(What you are asked to do): Output every line of the data exactly as it appears.

(Given entries):
----------
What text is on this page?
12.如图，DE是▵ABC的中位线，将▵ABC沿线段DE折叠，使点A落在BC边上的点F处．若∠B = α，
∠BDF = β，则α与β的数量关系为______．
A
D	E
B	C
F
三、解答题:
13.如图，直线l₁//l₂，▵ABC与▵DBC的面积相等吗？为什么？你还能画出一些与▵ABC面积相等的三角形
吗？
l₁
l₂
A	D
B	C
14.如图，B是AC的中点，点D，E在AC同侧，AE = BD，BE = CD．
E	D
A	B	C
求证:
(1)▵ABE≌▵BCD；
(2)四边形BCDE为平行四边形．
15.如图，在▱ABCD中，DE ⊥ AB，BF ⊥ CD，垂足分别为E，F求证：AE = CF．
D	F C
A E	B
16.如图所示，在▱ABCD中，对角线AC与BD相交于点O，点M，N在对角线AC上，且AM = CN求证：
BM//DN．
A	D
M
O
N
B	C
----------
(Answer for this exercise):
What text is on this page?
12.如图，DE是▵ABC的中位线，将▵ABC沿线段DE折叠，使点A落在BC边上的点F处．若∠B = α，
∠BDF = β，则α与β的数量关系为______．
A
D	E
B	C
F
三、解答题:
13.如图，直线l₁//l₂，▵ABC与▵DBC的面积相等吗？为什么？你还能画出一些与▵ABC面积相等的三角形
吗？
l₁
l₂
A	D
B	C
14.如图，B是AC的中点，点D，E在AC同侧，AE = BD，BE = CD．
E	D
A	B	C
求证:
(1)▵ABE≌▵BCD；
(2)四边形BCDE为平行四边形．
15.如图，在▱ABCD中，DE ⊥ AB，BF ⊥ CD，垂足分别为E，F求证：AE = CF．
D	F C
A E	B
16.如图所示，在▱ABCD中，对角线AC与BD相交于点O，点M，N在对角线AC上，且AM = CN求证：
BM//DN．
A	D
M
O
N
B	C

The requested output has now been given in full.